-- START --

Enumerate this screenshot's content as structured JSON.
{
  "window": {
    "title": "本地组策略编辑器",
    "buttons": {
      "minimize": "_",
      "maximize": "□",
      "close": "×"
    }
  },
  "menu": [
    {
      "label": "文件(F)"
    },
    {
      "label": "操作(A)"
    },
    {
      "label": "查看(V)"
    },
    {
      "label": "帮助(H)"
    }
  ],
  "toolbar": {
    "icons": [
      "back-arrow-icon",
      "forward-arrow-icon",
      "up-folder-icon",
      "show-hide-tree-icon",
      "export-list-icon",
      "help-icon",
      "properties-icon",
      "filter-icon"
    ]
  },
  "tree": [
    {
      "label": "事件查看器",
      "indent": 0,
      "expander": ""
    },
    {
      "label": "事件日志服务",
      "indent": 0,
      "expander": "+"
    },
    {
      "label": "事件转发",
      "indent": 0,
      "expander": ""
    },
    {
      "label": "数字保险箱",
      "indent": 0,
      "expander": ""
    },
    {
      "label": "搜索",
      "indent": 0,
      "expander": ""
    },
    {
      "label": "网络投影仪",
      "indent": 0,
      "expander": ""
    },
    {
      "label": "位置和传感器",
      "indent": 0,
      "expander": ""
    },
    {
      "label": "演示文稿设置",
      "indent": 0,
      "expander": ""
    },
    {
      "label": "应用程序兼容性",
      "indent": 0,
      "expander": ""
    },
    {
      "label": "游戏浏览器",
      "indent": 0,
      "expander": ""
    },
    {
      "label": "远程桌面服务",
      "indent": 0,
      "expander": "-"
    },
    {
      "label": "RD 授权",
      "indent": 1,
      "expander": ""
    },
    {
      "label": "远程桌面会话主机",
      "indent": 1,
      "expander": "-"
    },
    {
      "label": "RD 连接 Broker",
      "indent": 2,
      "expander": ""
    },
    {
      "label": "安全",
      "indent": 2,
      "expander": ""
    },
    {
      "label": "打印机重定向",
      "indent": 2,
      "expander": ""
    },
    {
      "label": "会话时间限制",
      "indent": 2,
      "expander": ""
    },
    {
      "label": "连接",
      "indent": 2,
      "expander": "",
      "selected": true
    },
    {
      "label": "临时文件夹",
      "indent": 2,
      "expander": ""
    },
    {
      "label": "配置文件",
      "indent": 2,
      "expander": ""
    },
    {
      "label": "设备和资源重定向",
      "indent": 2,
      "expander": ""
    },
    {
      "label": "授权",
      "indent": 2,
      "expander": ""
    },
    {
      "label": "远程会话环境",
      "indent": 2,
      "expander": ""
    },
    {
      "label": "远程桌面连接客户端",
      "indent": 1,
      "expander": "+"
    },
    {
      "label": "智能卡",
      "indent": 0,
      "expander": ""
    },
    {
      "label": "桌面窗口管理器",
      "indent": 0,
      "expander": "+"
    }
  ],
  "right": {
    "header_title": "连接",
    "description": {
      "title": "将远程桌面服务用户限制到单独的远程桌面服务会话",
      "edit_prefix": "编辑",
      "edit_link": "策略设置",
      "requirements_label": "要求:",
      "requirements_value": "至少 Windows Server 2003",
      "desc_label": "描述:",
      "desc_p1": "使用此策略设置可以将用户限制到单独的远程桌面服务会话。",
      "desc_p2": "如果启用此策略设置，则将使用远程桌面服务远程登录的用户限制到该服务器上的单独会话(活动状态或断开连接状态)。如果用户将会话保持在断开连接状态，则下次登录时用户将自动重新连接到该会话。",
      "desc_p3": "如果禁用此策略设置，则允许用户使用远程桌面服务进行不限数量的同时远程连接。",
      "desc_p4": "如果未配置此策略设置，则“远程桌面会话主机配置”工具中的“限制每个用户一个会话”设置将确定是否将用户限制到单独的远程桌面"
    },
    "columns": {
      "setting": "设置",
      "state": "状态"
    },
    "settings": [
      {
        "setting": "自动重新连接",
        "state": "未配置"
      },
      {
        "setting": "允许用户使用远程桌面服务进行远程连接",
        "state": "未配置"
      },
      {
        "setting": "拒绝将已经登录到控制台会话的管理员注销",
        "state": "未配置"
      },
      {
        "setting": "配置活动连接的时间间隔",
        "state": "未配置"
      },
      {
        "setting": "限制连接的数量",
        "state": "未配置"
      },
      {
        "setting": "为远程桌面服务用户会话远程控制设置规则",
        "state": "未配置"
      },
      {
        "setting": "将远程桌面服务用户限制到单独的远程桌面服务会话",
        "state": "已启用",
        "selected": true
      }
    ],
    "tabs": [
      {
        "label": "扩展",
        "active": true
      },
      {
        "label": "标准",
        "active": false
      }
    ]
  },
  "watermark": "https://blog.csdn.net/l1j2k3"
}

-- END --

## WRITTEN INSTRUCTION:
Above are some records; repeat all of them exactly.

## RESULT OF THE EXERCISE:
Enumerate this screenshot's content as structured JSON.
{
  "window": {
    "title": "本地组策略编辑器",
    "buttons": {
      "minimize": "_",
      "maximize": "□",
      "close": "×"
    }
  },
  "menu": [
    {
      "label": "文件(F)"
    },
    {
      "label": "操作(A)"
    },
    {
      "label": "查看(V)"
    },
    {
      "label": "帮助(H)"
    }
  ],
  "toolbar": {
    "icons": [
      "back-arrow-icon",
      "forward-arrow-icon",
      "up-folder-icon",
      "show-hide-tree-icon",
      "export-list-icon",
      "help-icon",
      "properties-icon",
      "filter-icon"
    ]
  },
  "tree": [
    {
      "label": "事件查看器",
      "indent": 0,
      "expander": ""
    },
    {
      "label": "事件日志服务",
      "indent": 0,
      "expander": "+"
    },
    {
      "label": "事件转发",
      "indent": 0,
      "expander": ""
    },
    {
      "label": "数字保险箱",
      "indent": 0,
      "expander": ""
    },
    {
      "label": "搜索",
      "indent": 0,
      "expander": ""
    },
    {
      "label": "网络投影仪",
      "indent": 0,
      "expander": ""
    },
    {
      "label": "位置和传感器",
      "indent": 0,
      "expander": ""
    },
    {
      "label": "演示文稿设置",
      "indent": 0,
      "expander": ""
    },
    {
      "label": "应用程序兼容性",
      "indent": 0,
      "expander": ""
    },
    {
      "label": "游戏浏览器",
      "indent": 0,
      "expander": ""
    },
    {
      "label": "远程桌面服务",
      "indent": 0,
      "expander": "-"
    },
    {
      "label": "RD 授权",
      "indent": 1,
      "expander": ""
    },
    {
      "label": "远程桌面会话主机",
      "indent": 1,
      "expander": "-"
    },
    {
      "label": "RD 连接 Broker",
      "indent": 2,
      "expander": ""
    },
    {
      "label": "安全",
      "indent": 2,
      "expander": ""
    },
    {
      "label": "打印机重定向",
      "indent": 2,
      "expander": ""
    },
    {
      "label": "会话时间限制",
      "indent": 2,
      "expander": ""
    },
    {
      "label": "连接",
      "indent": 2,
      "expander": "",
      "selected": true
    },
    {
      "label": "临时文件夹",
      "indent": 2,
      "expander": ""
    },
    {
      "label": "配置文件",
      "indent": 2,
      "expander": ""
    },
    {
      "label": "设备和资源重定向",
      "indent": 2,
      "expander": ""
    },
    {
      "label": "授权",
      "indent": 2,
      "expander": ""
    },
    {
      "label": "远程会话环境",
      "indent": 2,
      "expander": ""
    },
    {
      "label": "远程桌面连接客户端",
      "indent": 1,
      "expander": "+"
    },
    {
      "label": "智能卡",
      "indent": 0,
      "expander": ""
    },
    {
      "label": "桌面窗口管理器",
      "indent": 0,
      "expander": "+"
    }
  ],
  "right": {
    "header_title": "连接",
    "description": {
      "title": "将远程桌面服务用户限制到单独的远程桌面服务会话",
      "edit_prefix": "编辑",
      "edit_link": "策略设置",
      "requirements_label": "要求:",
      "requirements_value": "至少 Windows Server 2003",
      "desc_label": "描述:",
      "desc_p1": "使用此策略设置可以将用户限制到单独的远程桌面服务会话。",
      "desc_p2": "如果启用此策略设置，则将使用远程桌面服务远程登录的用户限制到该服务器上的单独会话(活动状态或断开连接状态)。如果用户将会话保持在断开连接状态，则下次登录时用户将自动重新连接到该会话。",
      "desc_p3": "如果禁用此策略设置，则允许用户使用远程桌面服务进行不限数量的同时远程连接。",
      "desc_p4": "如果未配置此策略设置，则“远程桌面会话主机配置”工具中的“限制每个用户一个会话”设置将确定是否将用户限制到单独的远程桌面"
    },
    "columns": {
      "setting": "设置",
      "state": "状态"
    },
    "settings": [
      {
        "setting": "自动重新连接",
        "state": "未配置"
      },
      {
        "setting": "允许用户使用远程桌面服务进行远程连接",
        "state": "未配置"
      },
      {
        "setting": "拒绝将已经登录到控制台会话的管理员注销",
        "state": "未配置"
      },
      {
        "setting": "配置活动连接的时间间隔",
        "state": "未配置"
      },
      {
        "setting": "限制连接的数量",
        "state": "未配置"
      },
      {
        "setting": "为远程桌面服务用户会话远程控制设置规则",
        "state": "未配置"
      },
      {
        "setting": "将远程桌面服务用户限制到单独的远程桌面服务会话",
        "state": "已启用",
        "selected": true
      }
    ],
    "tabs": [
      {
        "label": "扩展",
        "active": true
      },
      {
        "label": "标准",
        "active": false
      }
    ]
  },
  "watermark": "https://blog.csdn.net/l1j2k3"
}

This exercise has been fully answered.